Your instructions:
Update the records starting at the line that has "legend-label-5: FVADAM [170,369,252,391]" and stopping after the line that has "series-line-5 [66,134,1742,798]": write those lines out again with "x-tick-label" replaced by "x-axis-tick" and nothing else changed. Return only those lines.

Dataset entries:
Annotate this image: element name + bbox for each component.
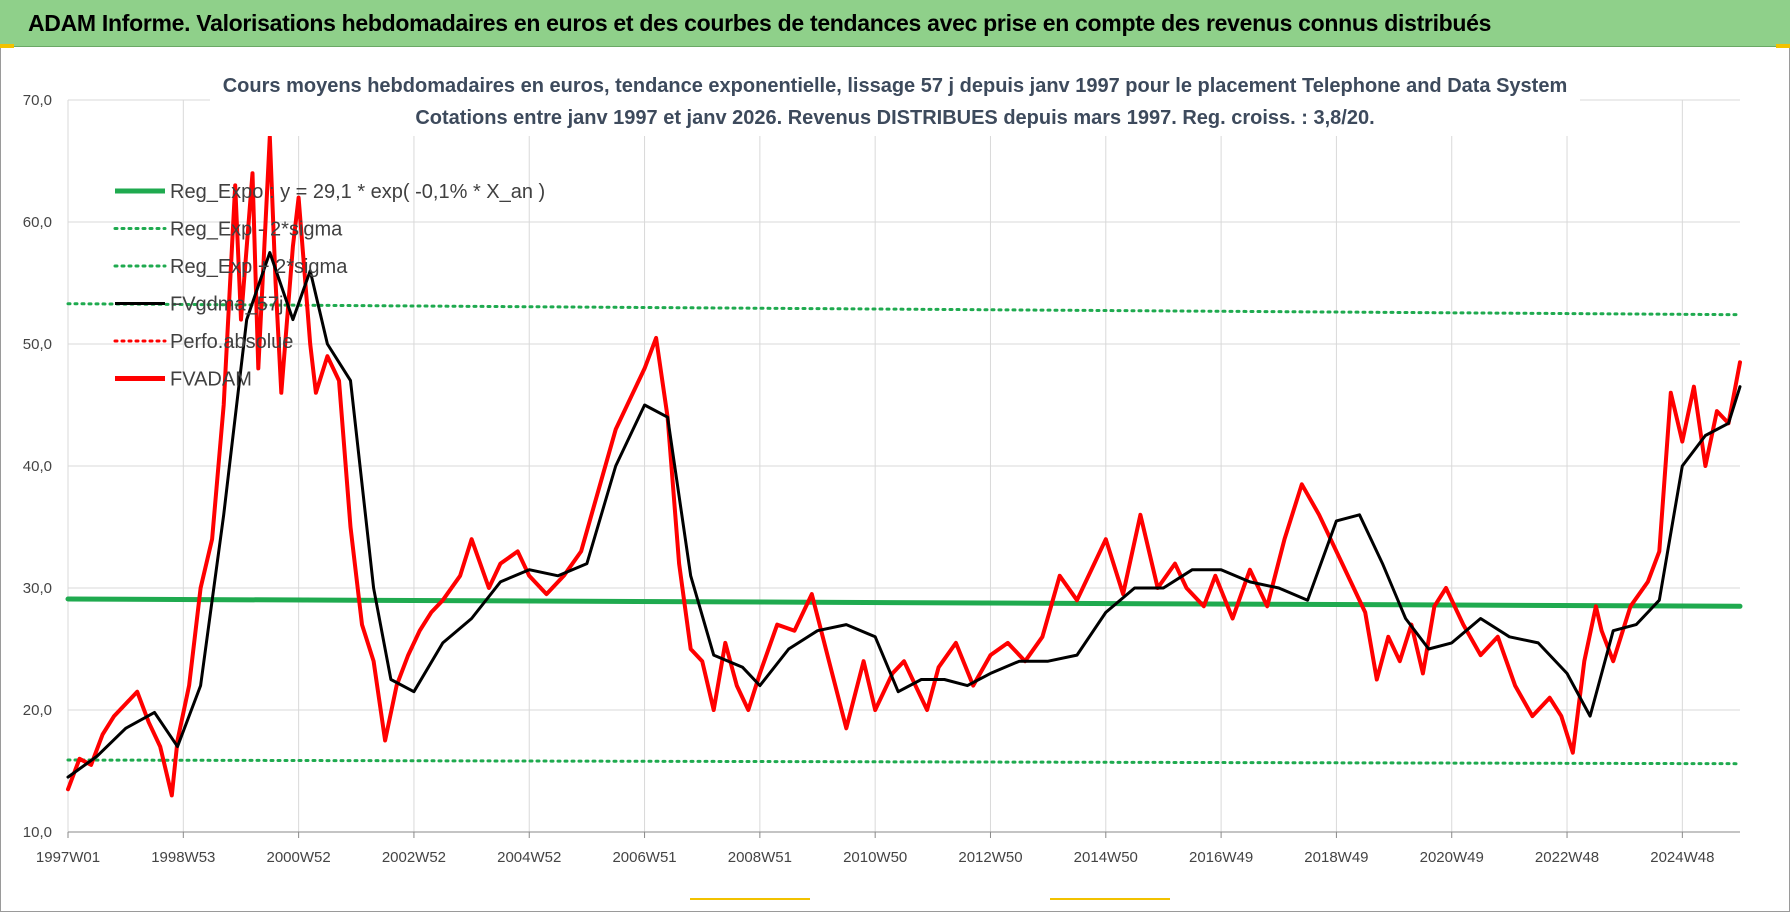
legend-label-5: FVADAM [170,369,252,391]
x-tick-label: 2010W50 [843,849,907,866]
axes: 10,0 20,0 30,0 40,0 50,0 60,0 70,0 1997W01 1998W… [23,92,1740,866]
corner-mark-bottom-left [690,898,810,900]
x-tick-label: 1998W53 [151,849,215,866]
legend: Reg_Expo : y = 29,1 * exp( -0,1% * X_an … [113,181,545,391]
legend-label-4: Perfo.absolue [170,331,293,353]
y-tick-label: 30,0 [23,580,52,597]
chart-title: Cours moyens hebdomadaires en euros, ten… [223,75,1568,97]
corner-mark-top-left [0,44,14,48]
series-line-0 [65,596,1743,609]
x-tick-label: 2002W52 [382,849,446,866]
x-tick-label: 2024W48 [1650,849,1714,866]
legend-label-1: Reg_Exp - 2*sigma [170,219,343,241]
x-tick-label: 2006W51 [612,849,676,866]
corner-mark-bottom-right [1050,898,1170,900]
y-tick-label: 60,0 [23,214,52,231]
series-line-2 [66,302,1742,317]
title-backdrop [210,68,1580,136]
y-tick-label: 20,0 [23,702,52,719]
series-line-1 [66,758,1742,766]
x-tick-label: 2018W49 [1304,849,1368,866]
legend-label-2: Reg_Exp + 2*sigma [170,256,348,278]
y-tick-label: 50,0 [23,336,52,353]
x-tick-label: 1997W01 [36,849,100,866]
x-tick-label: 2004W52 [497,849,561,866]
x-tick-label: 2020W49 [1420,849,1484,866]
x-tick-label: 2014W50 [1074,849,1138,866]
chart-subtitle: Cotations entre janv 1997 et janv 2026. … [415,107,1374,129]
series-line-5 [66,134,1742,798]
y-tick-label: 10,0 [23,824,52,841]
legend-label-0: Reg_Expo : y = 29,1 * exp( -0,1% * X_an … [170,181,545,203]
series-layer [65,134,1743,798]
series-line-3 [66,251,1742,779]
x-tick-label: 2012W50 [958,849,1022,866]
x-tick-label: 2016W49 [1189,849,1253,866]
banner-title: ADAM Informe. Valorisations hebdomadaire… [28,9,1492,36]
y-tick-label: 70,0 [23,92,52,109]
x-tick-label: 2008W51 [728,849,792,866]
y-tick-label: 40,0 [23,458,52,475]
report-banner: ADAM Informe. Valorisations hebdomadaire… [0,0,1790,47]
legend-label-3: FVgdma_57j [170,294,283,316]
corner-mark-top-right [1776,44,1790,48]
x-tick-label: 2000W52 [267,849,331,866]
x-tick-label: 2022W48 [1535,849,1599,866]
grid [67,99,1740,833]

Result below:
legend-label-5: FVADAM [170,369,252,391]
x-axis-tick: 2010W50 [843,849,907,866]
axes: 10,0 20,0 30,0 40,0 50,0 60,0 70,0 1997W01 1998W… [23,92,1740,866]
corner-mark-bottom-left [690,898,810,900]
x-axis-tick: 1998W53 [151,849,215,866]
legend: Reg_Expo : y = 29,1 * exp( -0,1% * X_an … [113,181,545,391]
legend-label-4: Perfo.absolue [170,331,293,353]
y-tick-label: 30,0 [23,580,52,597]
chart-title: Cours moyens hebdomadaires en euros, ten… [223,75,1568,97]
corner-mark-top-left [0,44,14,48]
series-line-0 [65,596,1743,609]
x-axis-tick: 2002W52 [382,849,446,866]
x-axis-tick: 2024W48 [1650,849,1714,866]
legend-label-1: Reg_Exp - 2*sigma [170,219,343,241]
x-axis-tick: 2006W51 [612,849,676,866]
corner-mark-bottom-right [1050,898,1170,900]
y-tick-label: 60,0 [23,214,52,231]
series-line-2 [66,302,1742,317]
title-backdrop [210,68,1580,136]
y-tick-label: 20,0 [23,702,52,719]
series-line-1 [66,758,1742,766]
x-axis-tick: 2018W49 [1304,849,1368,866]
legend-label-2: Reg_Exp + 2*sigma [170,256,348,278]
y-tick-label: 50,0 [23,336,52,353]
x-axis-tick: 1997W01 [36,849,100,866]
x-axis-tick: 2004W52 [497,849,561,866]
x-axis-tick: 2020W49 [1420,849,1484,866]
x-axis-tick: 2014W50 [1074,849,1138,866]
chart-subtitle: Cotations entre janv 1997 et janv 2026. … [415,107,1374,129]
series-line-5 [66,134,1742,798]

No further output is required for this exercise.